Start of Provided records

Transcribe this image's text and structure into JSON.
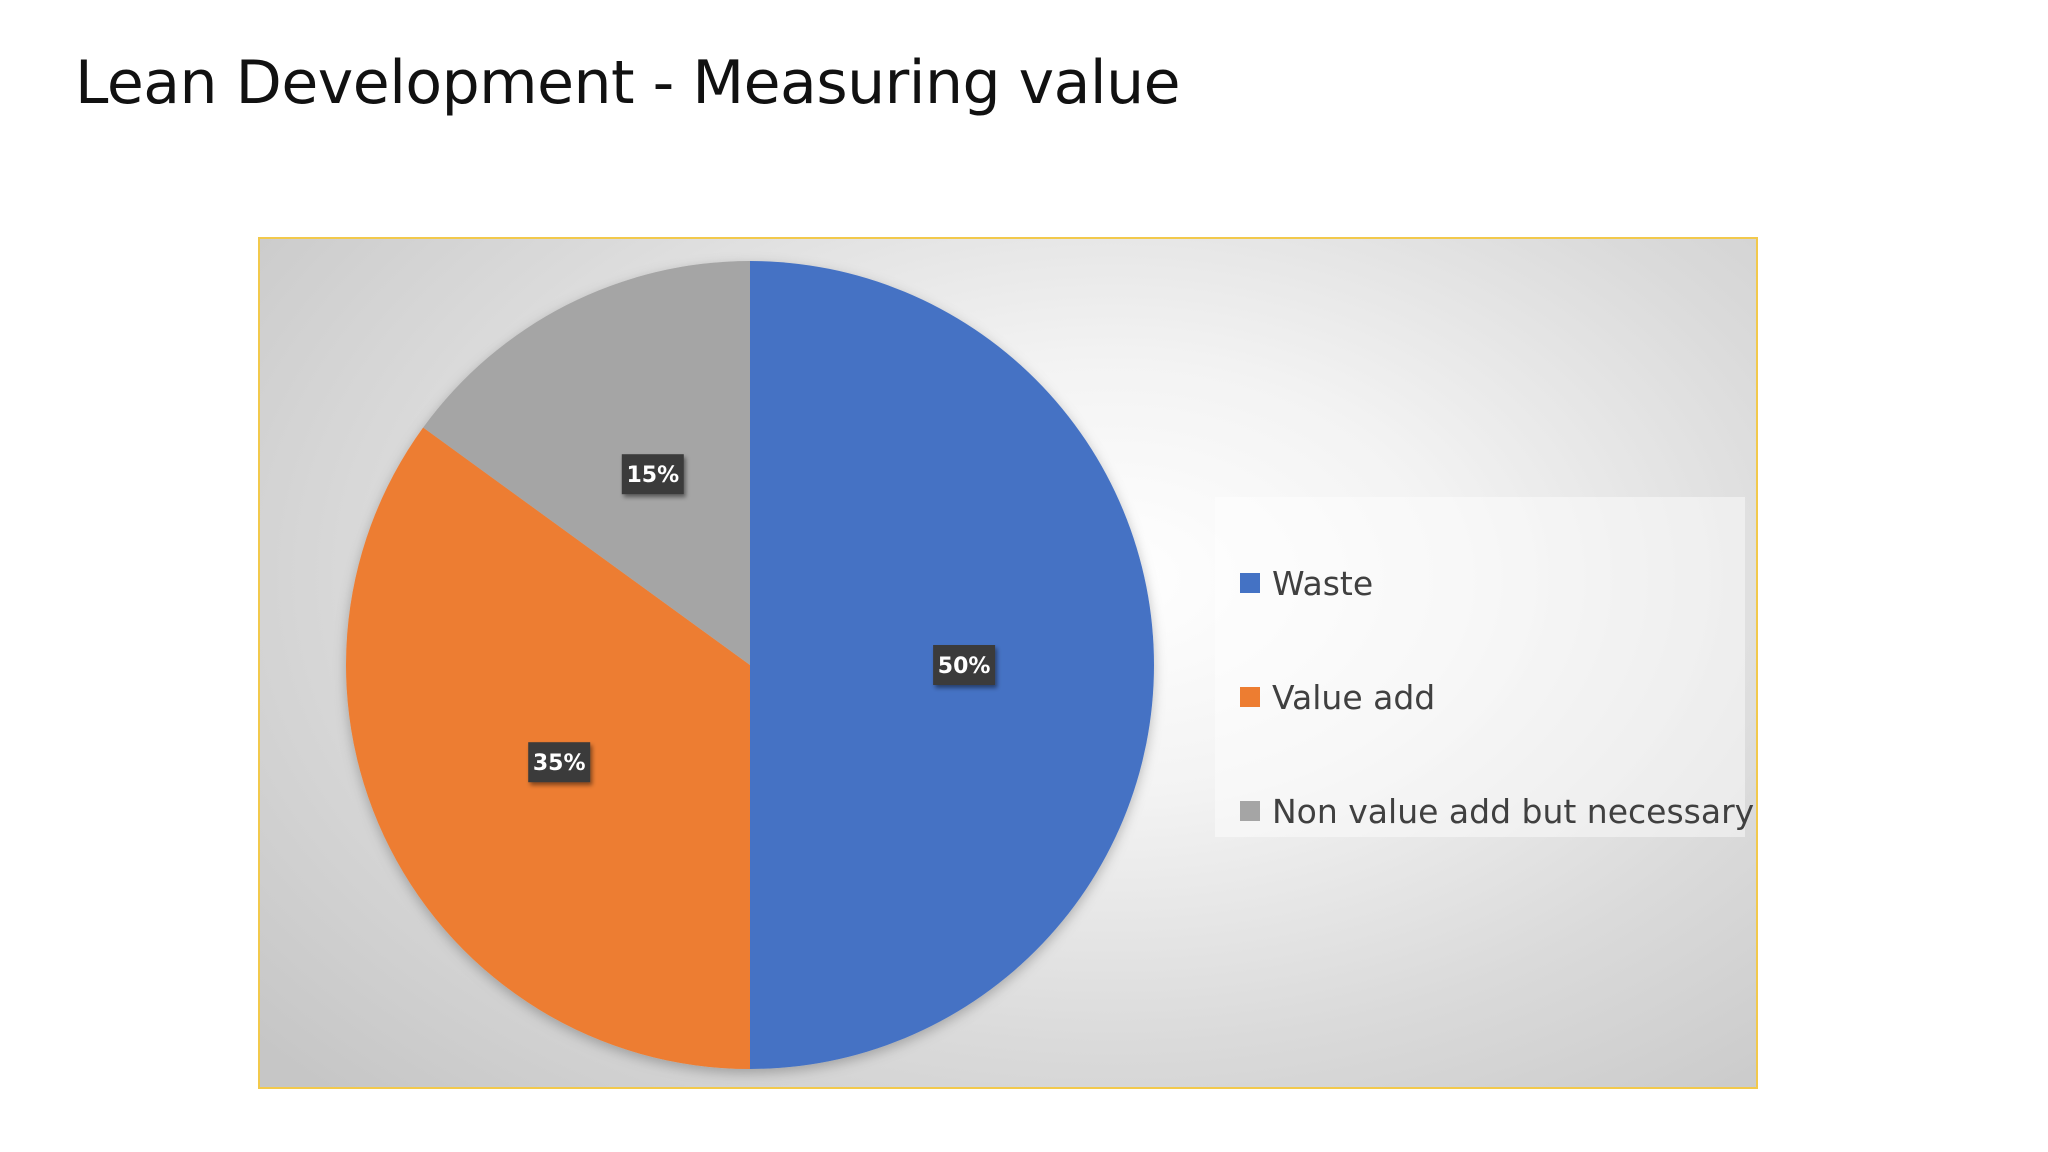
{
  "slide": {
    "title": "Lean Development - Measuring value"
  },
  "chart_data": {
    "type": "pie",
    "title": "",
    "categories": [
      "Waste",
      "Value add",
      "Non value add but necessary"
    ],
    "values": [
      50,
      35,
      15
    ],
    "labels": [
      "50%",
      "35%",
      "15%"
    ],
    "colors": [
      "#4472c4",
      "#ed7d31",
      "#a5a5a5"
    ],
    "legend_position": "right"
  }
}
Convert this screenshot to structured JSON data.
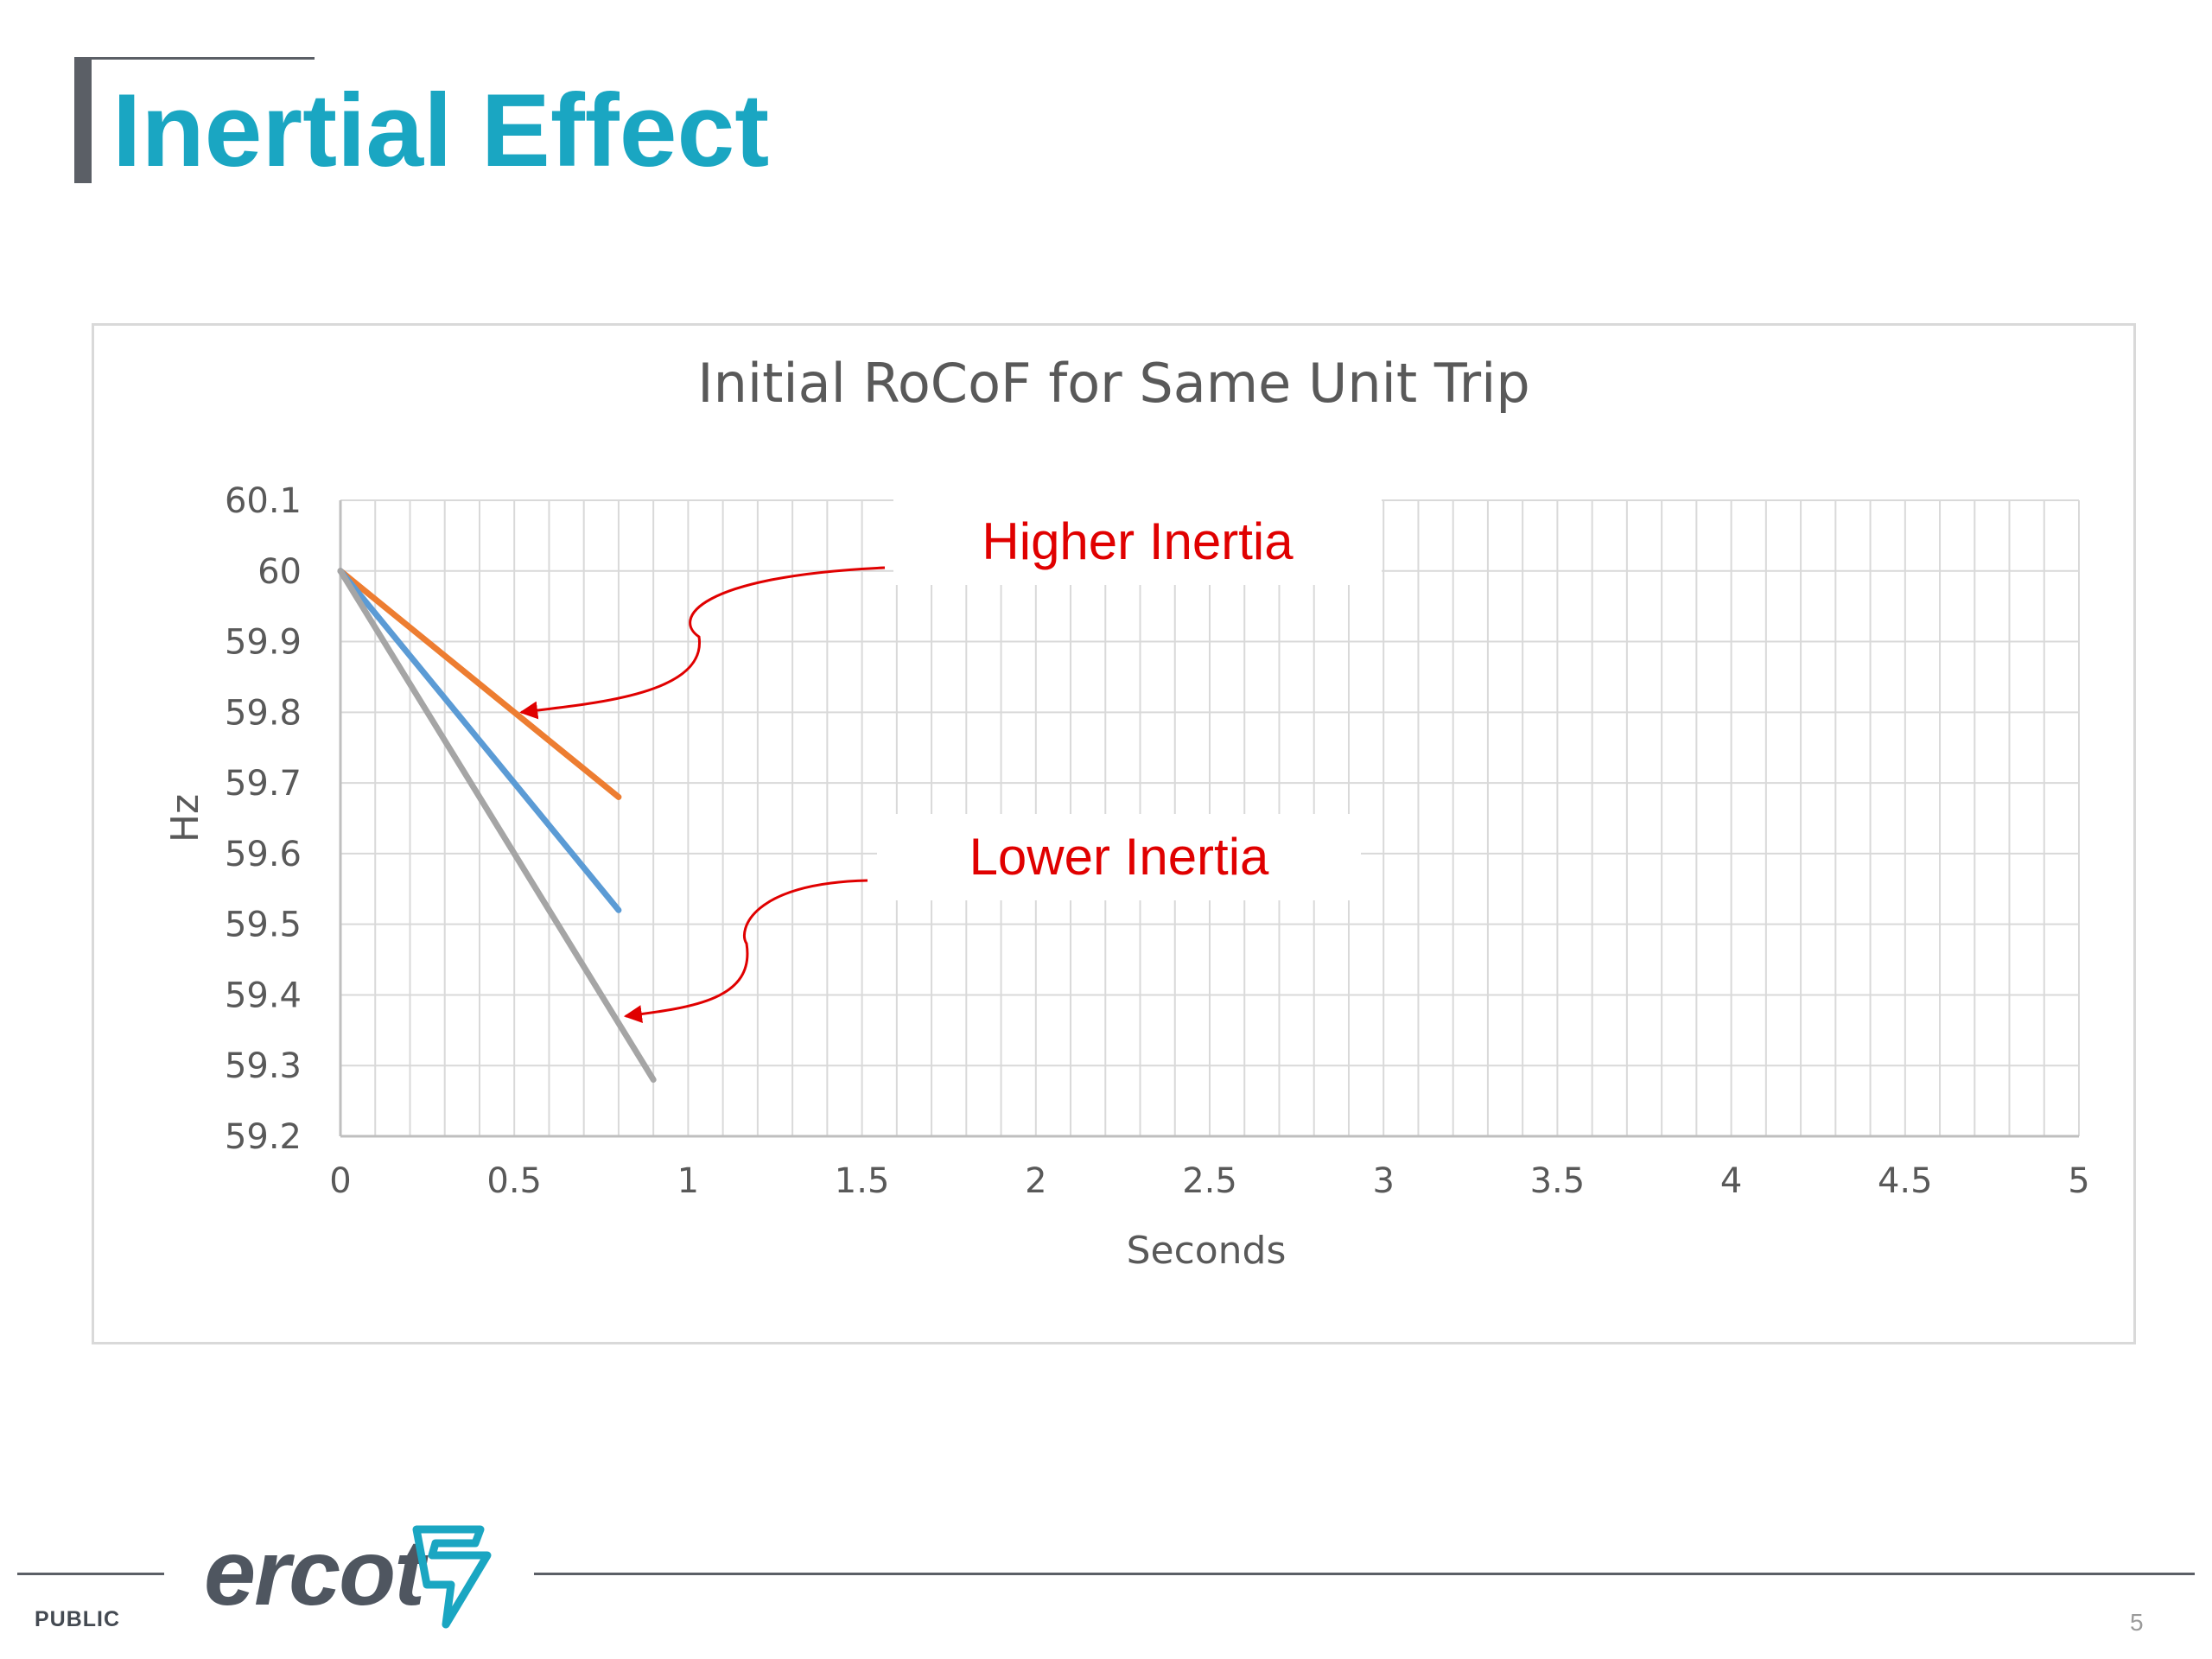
{
  "slide": {
    "title": "Inertial Effect",
    "footer_label": "PUBLIC",
    "page_number": "5",
    "logo_text": "ercot",
    "colors": {
      "title": "#1aa6c2",
      "bar": "#5b5f66",
      "annotation": "#e00000"
    }
  },
  "chart_data": {
    "type": "line",
    "title": "Initial RoCoF for Same Unit Trip",
    "xlabel": "Seconds",
    "ylabel": "Hz",
    "xlim": [
      0,
      5
    ],
    "ylim": [
      59.2,
      60.1
    ],
    "x_ticks": [
      "0",
      "0.5",
      "1",
      "1.5",
      "2",
      "2.5",
      "3",
      "3.5",
      "4",
      "4.5",
      "5"
    ],
    "y_ticks": [
      "60.1",
      "60",
      "59.9",
      "59.8",
      "59.7",
      "59.6",
      "59.5",
      "59.4",
      "59.3",
      "59.2"
    ],
    "grid": true,
    "legend": false,
    "series": [
      {
        "color": "#ed7d31",
        "x": [
          0,
          0.2,
          0.4,
          0.6,
          0.8
        ],
        "y": [
          60.0,
          59.92,
          59.84,
          59.76,
          59.68
        ]
      },
      {
        "color": "#5b9bd5",
        "x": [
          0,
          0.2,
          0.4,
          0.5,
          0.6,
          0.8
        ],
        "y": [
          60.0,
          59.88,
          59.76,
          59.7,
          59.64,
          59.52
        ]
      },
      {
        "color": "#a5a5a5",
        "x": [
          0,
          0.3,
          0.5,
          0.7,
          0.9
        ],
        "y": [
          60.0,
          59.76,
          59.6,
          59.44,
          59.28
        ]
      }
    ],
    "annotations": [
      {
        "text": "Higher Inertia",
        "target_x": 0.52,
        "target_y": 59.8
      },
      {
        "text": "Lower Inertia",
        "target_x": 0.82,
        "target_y": 59.37
      }
    ]
  }
}
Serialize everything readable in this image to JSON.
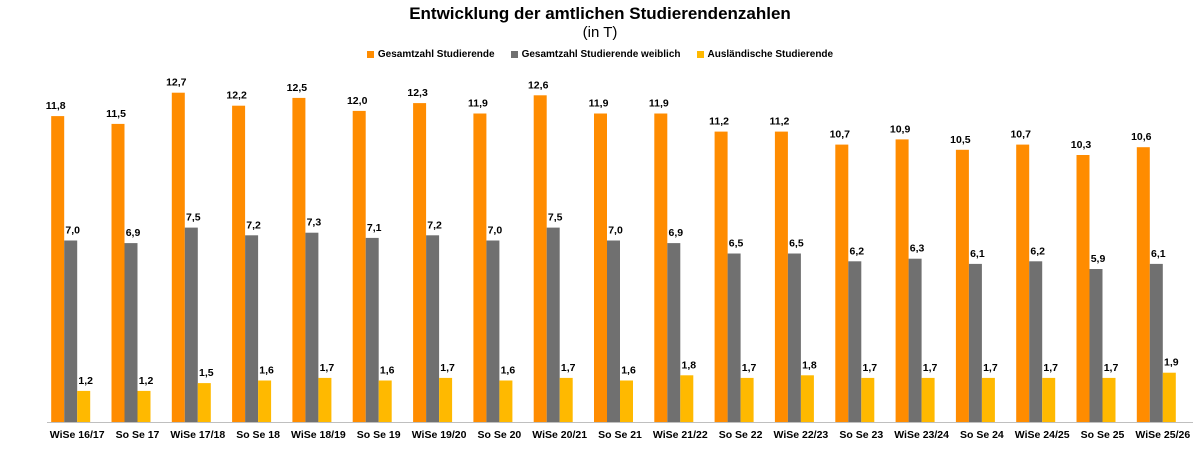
{
  "chart_data": {
    "type": "bar",
    "title": "Entwicklung der amtlichen Studierendenzahlen",
    "subtitle": "(in T)",
    "legend_position": "top",
    "grid": false,
    "ylim": [
      0,
      13.5
    ],
    "categories": [
      "WiSe 16/17",
      "So Se 17",
      "WiSe 17/18",
      "So Se 18",
      "WiSe 18/19",
      "So Se 19",
      "WiSe 19/20",
      "So Se 20",
      "WiSe 20/21",
      "So Se 21",
      "WiSe 21/22",
      "So Se 22",
      "WiSe 22/23",
      "So Se 23",
      "WiSe 23/24",
      "So Se 24",
      "WiSe 24/25",
      "So Se 25",
      "WiSe 25/26"
    ],
    "series": [
      {
        "name": "Gesamtzahl Studierende",
        "color": "#FF8C00",
        "values": [
          11.8,
          11.5,
          12.7,
          12.2,
          12.5,
          12.0,
          12.3,
          11.9,
          12.6,
          11.9,
          11.9,
          11.2,
          11.2,
          10.7,
          10.9,
          10.5,
          10.7,
          10.3,
          10.6
        ],
        "labels": [
          "11,8",
          "11,5",
          "12,7",
          "12,2",
          "12,5",
          "12,0",
          "12,3",
          "11,9",
          "12,6",
          "11,9",
          "11,9",
          "11,2",
          "11,2",
          "10,7",
          "10,9",
          "10,5",
          "10,7",
          "10,3",
          "10,6"
        ]
      },
      {
        "name": "Gesamtzahl Studierende weiblich",
        "color": "#707070",
        "values": [
          7.0,
          6.9,
          7.5,
          7.2,
          7.3,
          7.1,
          7.2,
          7.0,
          7.5,
          7.0,
          6.9,
          6.5,
          6.5,
          6.2,
          6.3,
          6.1,
          6.2,
          5.9,
          6.1
        ],
        "labels": [
          "7,0",
          "6,9",
          "7,5",
          "7,2",
          "7,3",
          "7,1",
          "7,2",
          "7,0",
          "7,5",
          "7,0",
          "6,9",
          "6,5",
          "6,5",
          "6,2",
          "6,3",
          "6,1",
          "6,2",
          "5,9",
          "6,1"
        ]
      },
      {
        "name": "Ausländische Studierende",
        "color": "#FFB900",
        "values": [
          1.2,
          1.2,
          1.5,
          1.6,
          1.7,
          1.6,
          1.7,
          1.6,
          1.7,
          1.6,
          1.8,
          1.7,
          1.8,
          1.7,
          1.7,
          1.7,
          1.7,
          1.7,
          1.9
        ],
        "labels": [
          "1,2",
          "1,2",
          "1,5",
          "1,6",
          "1,7",
          "1,6",
          "1,7",
          "1,6",
          "1,7",
          "1,6",
          "1,8",
          "1,7",
          "1,8",
          "1,7",
          "1,7",
          "1,7",
          "1,7",
          "1,7",
          "1,9"
        ]
      }
    ]
  }
}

End of Provided records

• _Your instructions_
Copy every line of the data exactly as written, excluding the pictures.

• _Solved exercise_
Transcribe this image's text and structure into JSON.
{
  "slide": {
    "title": "Lean Development - Measuring value"
  },
  "chart_data": {
    "type": "pie",
    "title": "",
    "categories": [
      "Waste",
      "Value add",
      "Non value add but necessary"
    ],
    "values": [
      50,
      35,
      15
    ],
    "labels": [
      "50%",
      "35%",
      "15%"
    ],
    "colors": [
      "#4472c4",
      "#ed7d31",
      "#a5a5a5"
    ],
    "legend_position": "right"
  }
}
Convert this screenshot to structured JSON data.
{
  "slide": {
    "title": "Inertial Effect",
    "footer_label": "PUBLIC",
    "page_number": "5",
    "logo_text": "ercot",
    "colors": {
      "title": "#1aa6c2",
      "bar": "#5b5f66",
      "annotation": "#e00000"
    }
  },
  "chart_data": {
    "type": "line",
    "title": "Initial RoCoF for Same Unit Trip",
    "xlabel": "Seconds",
    "ylabel": "Hz",
    "xlim": [
      0,
      5
    ],
    "ylim": [
      59.2,
      60.1
    ],
    "x_ticks": [
      "0",
      "0.5",
      "1",
      "1.5",
      "2",
      "2.5",
      "3",
      "3.5",
      "4",
      "4.5",
      "5"
    ],
    "y_ticks": [
      "60.1",
      "60",
      "59.9",
      "59.8",
      "59.7",
      "59.6",
      "59.5",
      "59.4",
      "59.3",
      "59.2"
    ],
    "grid": true,
    "legend": false,
    "series": [
      {
        "color": "#ed7d31",
        "x": [
          0,
          0.2,
          0.4,
          0.6,
          0.8
        ],
        "y": [
          60.0,
          59.92,
          59.84,
          59.76,
          59.68
        ]
      },
      {
        "color": "#5b9bd5",
        "x": [
          0,
          0.2,
          0.4,
          0.5,
          0.6,
          0.8
        ],
        "y": [
          60.0,
          59.88,
          59.76,
          59.7,
          59.64,
          59.52
        ]
      },
      {
        "color": "#a5a5a5",
        "x": [
          0,
          0.3,
          0.5,
          0.7,
          0.9
        ],
        "y": [
          60.0,
          59.76,
          59.6,
          59.44,
          59.28
        ]
      }
    ],
    "annotations": [
      {
        "text": "Higher Inertia",
        "target_x": 0.52,
        "target_y": 59.8
      },
      {
        "text": "Lower Inertia",
        "target_x": 0.82,
        "target_y": 59.37
      }
    ]
  }
}
Serialize everything readable in this image to JSON.
{
  "chart_data": {
    "type": "bar",
    "title": "Entwicklung der amtlichen Studierendenzahlen",
    "subtitle": "(in T)",
    "legend_position": "top",
    "grid": false,
    "ylim": [
      0,
      13.5
    ],
    "categories": [
      "WiSe 16/17",
      "So Se 17",
      "WiSe 17/18",
      "So Se 18",
      "WiSe 18/19",
      "So Se 19",
      "WiSe 19/20",
      "So Se 20",
      "WiSe 20/21",
      "So Se 21",
      "WiSe 21/22",
      "So Se 22",
      "WiSe 22/23",
      "So Se 23",
      "WiSe 23/24",
      "So Se 24",
      "WiSe 24/25",
      "So Se 25",
      "WiSe 25/26"
    ],
    "series": [
      {
        "name": "Gesamtzahl Studierende",
        "color": "#FF8C00",
        "values": [
          11.8,
          11.5,
          12.7,
          12.2,
          12.5,
          12.0,
          12.3,
          11.9,
          12.6,
          11.9,
          11.9,
          11.2,
          11.2,
          10.7,
          10.9,
          10.5,
          10.7,
          10.3,
          10.6
        ],
        "labels": [
          "11,8",
          "11,5",
          "12,7",
          "12,2",
          "12,5",
          "12,0",
          "12,3",
          "11,9",
          "12,6",
          "11,9",
          "11,9",
          "11,2",
          "11,2",
          "10,7",
          "10,9",
          "10,5",
          "10,7",
          "10,3",
          "10,6"
        ]
      },
      {
        "name": "Gesamtzahl Studierende weiblich",
        "color": "#707070",
        "values": [
          7.0,
          6.9,
          7.5,
          7.2,
          7.3,
          7.1,
          7.2,
          7.0,
          7.5,
          7.0,
          6.9,
          6.5,
          6.5,
          6.2,
          6.3,
          6.1,
          6.2,
          5.9,
          6.1
        ],
        "labels": [
          "7,0",
          "6,9",
          "7,5",
          "7,2",
          "7,3",
          "7,1",
          "7,2",
          "7,0",
          "7,5",
          "7,0",
          "6,9",
          "6,5",
          "6,5",
          "6,2",
          "6,3",
          "6,1",
          "6,2",
          "5,9",
          "6,1"
        ]
      },
      {
        "name": "Ausländische Studierende",
        "color": "#FFB900",
        "values": [
          1.2,
          1.2,
          1.5,
          1.6,
          1.7,
          1.6,
          1.7,
          1.6,
          1.7,
          1.6,
          1.8,
          1.7,
          1.8,
          1.7,
          1.7,
          1.7,
          1.7,
          1.7,
          1.9
        ],
        "labels": [
          "1,2",
          "1,2",
          "1,5",
          "1,6",
          "1,7",
          "1,6",
          "1,7",
          "1,6",
          "1,7",
          "1,6",
          "1,8",
          "1,7",
          "1,8",
          "1,7",
          "1,7",
          "1,7",
          "1,7",
          "1,7",
          "1,9"
        ]
      }
    ]
  }
}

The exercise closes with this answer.